» **To do**: Tally the lines containing the word "Brent", and report the tally alone.

» **Record list**:
▼

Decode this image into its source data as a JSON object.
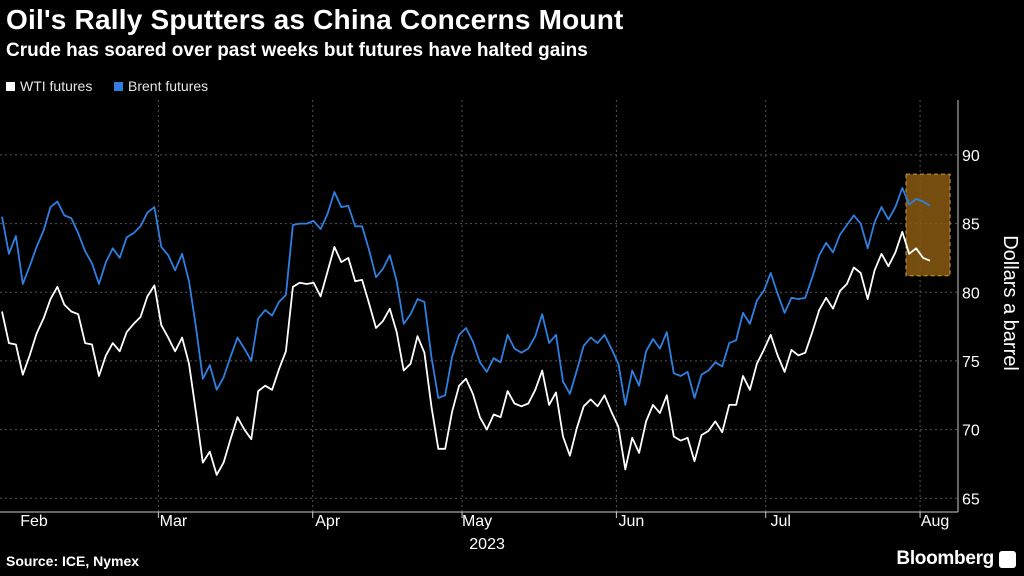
{
  "title": "Oil's Rally Sputters as China Concerns Mount",
  "subtitle": "Crude has soared over past weeks but futures have halted gains",
  "legend": [
    {
      "label": "WTI futures",
      "color": "#ffffff"
    },
    {
      "label": "Brent futures",
      "color": "#2f7fe0"
    }
  ],
  "source": "Source: ICE, Nymex",
  "brand": "Bloomberg",
  "chart_data": {
    "type": "line",
    "ylabel": "Dollars a barrel",
    "ylim": [
      64,
      94
    ],
    "yticks": [
      65,
      70,
      75,
      80,
      85,
      90
    ],
    "grid": true,
    "x_start": "2023-02-01",
    "x_end": "2023-08-04",
    "xtick_labels": [
      {
        "label": "Feb",
        "date": "2023-02-01"
      },
      {
        "label": "Mar",
        "date": "2023-03-01"
      },
      {
        "label": "Apr",
        "date": "2023-04-01"
      },
      {
        "label": "May",
        "date": "2023-05-01"
      },
      {
        "label": "Jun",
        "date": "2023-06-01"
      },
      {
        "label": "Jul",
        "date": "2023-07-01"
      },
      {
        "label": "Aug",
        "date": "2023-08-01"
      }
    ],
    "year_label": "2023",
    "highlight": {
      "from": "2023-07-28",
      "to": "2023-08-04",
      "ymin": 81.2,
      "ymax": 88.6,
      "color": "#8a5a10"
    },
    "series": [
      {
        "name": "WTI futures",
        "color": "#ffffff",
        "points": [
          [
            "2023-02-01",
            78.6
          ],
          [
            "2023-02-02",
            76.3
          ],
          [
            "2023-02-03",
            76.2
          ],
          [
            "2023-02-06",
            74.0
          ],
          [
            "2023-02-07",
            75.4
          ],
          [
            "2023-02-08",
            77.0
          ],
          [
            "2023-02-09",
            78.1
          ],
          [
            "2023-02-10",
            79.5
          ],
          [
            "2023-02-13",
            80.4
          ],
          [
            "2023-02-14",
            79.1
          ],
          [
            "2023-02-15",
            78.6
          ],
          [
            "2023-02-16",
            78.4
          ],
          [
            "2023-02-17",
            76.3
          ],
          [
            "2023-02-21",
            76.2
          ],
          [
            "2023-02-22",
            73.9
          ],
          [
            "2023-02-23",
            75.4
          ],
          [
            "2023-02-24",
            76.3
          ],
          [
            "2023-02-27",
            75.7
          ],
          [
            "2023-02-28",
            77.1
          ],
          [
            "2023-03-01",
            77.7
          ],
          [
            "2023-03-02",
            78.2
          ],
          [
            "2023-03-03",
            79.7
          ],
          [
            "2023-03-06",
            80.5
          ],
          [
            "2023-03-07",
            77.6
          ],
          [
            "2023-03-08",
            76.7
          ],
          [
            "2023-03-09",
            75.7
          ],
          [
            "2023-03-10",
            76.7
          ],
          [
            "2023-03-13",
            74.8
          ],
          [
            "2023-03-14",
            71.3
          ],
          [
            "2023-03-15",
            67.6
          ],
          [
            "2023-03-16",
            68.4
          ],
          [
            "2023-03-17",
            66.7
          ],
          [
            "2023-03-20",
            67.6
          ],
          [
            "2023-03-21",
            69.3
          ],
          [
            "2023-03-22",
            70.9
          ],
          [
            "2023-03-23",
            70.0
          ],
          [
            "2023-03-24",
            69.3
          ],
          [
            "2023-03-27",
            72.8
          ],
          [
            "2023-03-28",
            73.2
          ],
          [
            "2023-03-29",
            72.9
          ],
          [
            "2023-03-30",
            74.4
          ],
          [
            "2023-03-31",
            75.7
          ],
          [
            "2023-04-03",
            80.4
          ],
          [
            "2023-04-04",
            80.7
          ],
          [
            "2023-04-05",
            80.6
          ],
          [
            "2023-04-06",
            80.7
          ],
          [
            "2023-04-10",
            79.7
          ],
          [
            "2023-04-11",
            81.5
          ],
          [
            "2023-04-12",
            83.3
          ],
          [
            "2023-04-13",
            82.2
          ],
          [
            "2023-04-14",
            82.5
          ],
          [
            "2023-04-17",
            80.8
          ],
          [
            "2023-04-18",
            80.9
          ],
          [
            "2023-04-19",
            79.2
          ],
          [
            "2023-04-20",
            77.4
          ],
          [
            "2023-04-21",
            77.9
          ],
          [
            "2023-04-24",
            78.8
          ],
          [
            "2023-04-25",
            77.1
          ],
          [
            "2023-04-26",
            74.3
          ],
          [
            "2023-04-27",
            74.8
          ],
          [
            "2023-04-28",
            76.8
          ],
          [
            "2023-05-01",
            75.6
          ],
          [
            "2023-05-02",
            71.7
          ],
          [
            "2023-05-03",
            68.6
          ],
          [
            "2023-05-04",
            68.6
          ],
          [
            "2023-05-05",
            71.3
          ],
          [
            "2023-05-08",
            73.2
          ],
          [
            "2023-05-09",
            73.7
          ],
          [
            "2023-05-10",
            72.6
          ],
          [
            "2023-05-11",
            70.9
          ],
          [
            "2023-05-12",
            70.0
          ],
          [
            "2023-05-15",
            71.1
          ],
          [
            "2023-05-16",
            70.9
          ],
          [
            "2023-05-17",
            72.8
          ],
          [
            "2023-05-18",
            71.9
          ],
          [
            "2023-05-19",
            71.7
          ],
          [
            "2023-05-22",
            71.9
          ],
          [
            "2023-05-23",
            72.9
          ],
          [
            "2023-05-24",
            74.3
          ],
          [
            "2023-05-25",
            71.8
          ],
          [
            "2023-05-26",
            72.7
          ],
          [
            "2023-05-30",
            69.5
          ],
          [
            "2023-05-31",
            68.1
          ],
          [
            "2023-06-01",
            70.1
          ],
          [
            "2023-06-02",
            71.7
          ],
          [
            "2023-06-05",
            72.2
          ],
          [
            "2023-06-06",
            71.7
          ],
          [
            "2023-06-07",
            72.5
          ],
          [
            "2023-06-08",
            71.3
          ],
          [
            "2023-06-09",
            70.2
          ],
          [
            "2023-06-12",
            67.1
          ],
          [
            "2023-06-13",
            69.4
          ],
          [
            "2023-06-14",
            68.3
          ],
          [
            "2023-06-15",
            70.6
          ],
          [
            "2023-06-16",
            71.8
          ],
          [
            "2023-06-20",
            71.2
          ],
          [
            "2023-06-21",
            72.5
          ],
          [
            "2023-06-22",
            69.5
          ],
          [
            "2023-06-23",
            69.2
          ],
          [
            "2023-06-26",
            69.4
          ],
          [
            "2023-06-27",
            67.7
          ],
          [
            "2023-06-28",
            69.6
          ],
          [
            "2023-06-29",
            69.9
          ],
          [
            "2023-06-30",
            70.6
          ],
          [
            "2023-07-03",
            69.8
          ],
          [
            "2023-07-05",
            71.8
          ],
          [
            "2023-07-06",
            71.8
          ],
          [
            "2023-07-07",
            73.9
          ],
          [
            "2023-07-10",
            72.9
          ],
          [
            "2023-07-11",
            74.8
          ],
          [
            "2023-07-12",
            75.8
          ],
          [
            "2023-07-13",
            76.9
          ],
          [
            "2023-07-14",
            75.4
          ],
          [
            "2023-07-17",
            74.2
          ],
          [
            "2023-07-18",
            75.8
          ],
          [
            "2023-07-19",
            75.4
          ],
          [
            "2023-07-20",
            75.6
          ],
          [
            "2023-07-21",
            77.1
          ],
          [
            "2023-07-24",
            78.7
          ],
          [
            "2023-07-25",
            79.6
          ],
          [
            "2023-07-26",
            78.8
          ],
          [
            "2023-07-27",
            80.1
          ],
          [
            "2023-07-28",
            80.6
          ],
          [
            "2023-07-31",
            81.8
          ],
          [
            "2023-08-01",
            81.4
          ],
          [
            "2023-08-02",
            79.5
          ],
          [
            "2023-08-03",
            81.6
          ],
          [
            "2023-08-04",
            82.8
          ],
          [
            "2023-08-07",
            81.9
          ],
          [
            "2023-08-08",
            82.9
          ],
          [
            "2023-08-09",
            84.4
          ],
          [
            "2023-08-10",
            82.8
          ],
          [
            "2023-08-11",
            83.2
          ],
          [
            "2023-08-14",
            82.5
          ],
          [
            "2023-08-15",
            82.3
          ]
        ]
      },
      {
        "name": "Brent futures",
        "color": "#2f7fe0",
        "points": [
          [
            "2023-02-01",
            85.5
          ],
          [
            "2023-02-02",
            82.8
          ],
          [
            "2023-02-03",
            84.1
          ],
          [
            "2023-02-06",
            80.6
          ],
          [
            "2023-02-07",
            81.9
          ],
          [
            "2023-02-08",
            83.3
          ],
          [
            "2023-02-09",
            84.5
          ],
          [
            "2023-02-10",
            86.2
          ],
          [
            "2023-02-13",
            86.6
          ],
          [
            "2023-02-14",
            85.6
          ],
          [
            "2023-02-15",
            85.4
          ],
          [
            "2023-02-16",
            84.3
          ],
          [
            "2023-02-17",
            83.0
          ],
          [
            "2023-02-21",
            82.1
          ],
          [
            "2023-02-22",
            80.6
          ],
          [
            "2023-02-23",
            82.2
          ],
          [
            "2023-02-24",
            83.2
          ],
          [
            "2023-02-27",
            82.5
          ],
          [
            "2023-02-28",
            84.0
          ],
          [
            "2023-03-01",
            84.3
          ],
          [
            "2023-03-02",
            84.8
          ],
          [
            "2023-03-03",
            85.8
          ],
          [
            "2023-03-06",
            86.2
          ],
          [
            "2023-03-07",
            83.3
          ],
          [
            "2023-03-08",
            82.7
          ],
          [
            "2023-03-09",
            81.6
          ],
          [
            "2023-03-10",
            82.8
          ],
          [
            "2023-03-13",
            80.8
          ],
          [
            "2023-03-14",
            77.5
          ],
          [
            "2023-03-15",
            73.7
          ],
          [
            "2023-03-16",
            74.7
          ],
          [
            "2023-03-17",
            72.9
          ],
          [
            "2023-03-20",
            73.8
          ],
          [
            "2023-03-21",
            75.3
          ],
          [
            "2023-03-22",
            76.7
          ],
          [
            "2023-03-23",
            75.9
          ],
          [
            "2023-03-24",
            75.0
          ],
          [
            "2023-03-27",
            78.1
          ],
          [
            "2023-03-28",
            78.7
          ],
          [
            "2023-03-29",
            78.3
          ],
          [
            "2023-03-30",
            79.3
          ],
          [
            "2023-03-31",
            79.8
          ],
          [
            "2023-04-03",
            84.9
          ],
          [
            "2023-04-04",
            85.0
          ],
          [
            "2023-04-05",
            85.0
          ],
          [
            "2023-04-06",
            85.2
          ],
          [
            "2023-04-10",
            84.6
          ],
          [
            "2023-04-11",
            85.7
          ],
          [
            "2023-04-12",
            87.3
          ],
          [
            "2023-04-13",
            86.2
          ],
          [
            "2023-04-14",
            86.3
          ],
          [
            "2023-04-17",
            84.8
          ],
          [
            "2023-04-18",
            84.8
          ],
          [
            "2023-04-19",
            83.1
          ],
          [
            "2023-04-20",
            81.1
          ],
          [
            "2023-04-21",
            81.7
          ],
          [
            "2023-04-24",
            82.7
          ],
          [
            "2023-04-25",
            80.8
          ],
          [
            "2023-04-26",
            77.7
          ],
          [
            "2023-04-27",
            78.4
          ],
          [
            "2023-04-28",
            79.5
          ],
          [
            "2023-05-01",
            79.3
          ],
          [
            "2023-05-02",
            75.3
          ],
          [
            "2023-05-03",
            72.3
          ],
          [
            "2023-05-04",
            72.5
          ],
          [
            "2023-05-05",
            75.3
          ],
          [
            "2023-05-08",
            76.9
          ],
          [
            "2023-05-09",
            77.4
          ],
          [
            "2023-05-10",
            76.4
          ],
          [
            "2023-05-11",
            74.9
          ],
          [
            "2023-05-12",
            74.2
          ],
          [
            "2023-05-15",
            75.2
          ],
          [
            "2023-05-16",
            74.9
          ],
          [
            "2023-05-17",
            76.9
          ],
          [
            "2023-05-18",
            75.9
          ],
          [
            "2023-05-19",
            75.6
          ],
          [
            "2023-05-22",
            75.9
          ],
          [
            "2023-05-23",
            76.8
          ],
          [
            "2023-05-24",
            78.4
          ],
          [
            "2023-05-25",
            76.3
          ],
          [
            "2023-05-26",
            76.9
          ],
          [
            "2023-05-30",
            73.5
          ],
          [
            "2023-05-31",
            72.6
          ],
          [
            "2023-06-01",
            74.3
          ],
          [
            "2023-06-02",
            76.1
          ],
          [
            "2023-06-05",
            76.7
          ],
          [
            "2023-06-06",
            76.3
          ],
          [
            "2023-06-07",
            76.9
          ],
          [
            "2023-06-08",
            75.9
          ],
          [
            "2023-06-09",
            74.8
          ],
          [
            "2023-06-12",
            71.8
          ],
          [
            "2023-06-13",
            74.3
          ],
          [
            "2023-06-14",
            73.2
          ],
          [
            "2023-06-15",
            75.7
          ],
          [
            "2023-06-16",
            76.6
          ],
          [
            "2023-06-20",
            75.9
          ],
          [
            "2023-06-21",
            77.1
          ],
          [
            "2023-06-22",
            74.1
          ],
          [
            "2023-06-23",
            73.9
          ],
          [
            "2023-06-26",
            74.2
          ],
          [
            "2023-06-27",
            72.3
          ],
          [
            "2023-06-28",
            74.0
          ],
          [
            "2023-06-29",
            74.3
          ],
          [
            "2023-06-30",
            74.9
          ],
          [
            "2023-07-03",
            74.6
          ],
          [
            "2023-07-05",
            76.3
          ],
          [
            "2023-07-06",
            76.5
          ],
          [
            "2023-07-07",
            78.5
          ],
          [
            "2023-07-10",
            77.7
          ],
          [
            "2023-07-11",
            79.4
          ],
          [
            "2023-07-12",
            80.1
          ],
          [
            "2023-07-13",
            81.4
          ],
          [
            "2023-07-14",
            79.9
          ],
          [
            "2023-07-17",
            78.5
          ],
          [
            "2023-07-18",
            79.6
          ],
          [
            "2023-07-19",
            79.5
          ],
          [
            "2023-07-20",
            79.6
          ],
          [
            "2023-07-21",
            81.1
          ],
          [
            "2023-07-24",
            82.7
          ],
          [
            "2023-07-25",
            83.6
          ],
          [
            "2023-07-26",
            82.9
          ],
          [
            "2023-07-27",
            84.2
          ],
          [
            "2023-07-28",
            84.9
          ],
          [
            "2023-07-31",
            85.6
          ],
          [
            "2023-08-01",
            85.0
          ],
          [
            "2023-08-02",
            83.2
          ],
          [
            "2023-08-03",
            85.1
          ],
          [
            "2023-08-04",
            86.2
          ],
          [
            "2023-08-07",
            85.3
          ],
          [
            "2023-08-08",
            86.2
          ],
          [
            "2023-08-09",
            87.6
          ],
          [
            "2023-08-10",
            86.4
          ],
          [
            "2023-08-11",
            86.8
          ],
          [
            "2023-08-14",
            86.6
          ],
          [
            "2023-08-15",
            86.3
          ]
        ]
      }
    ]
  }
}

▲

» **Finished answer**: 2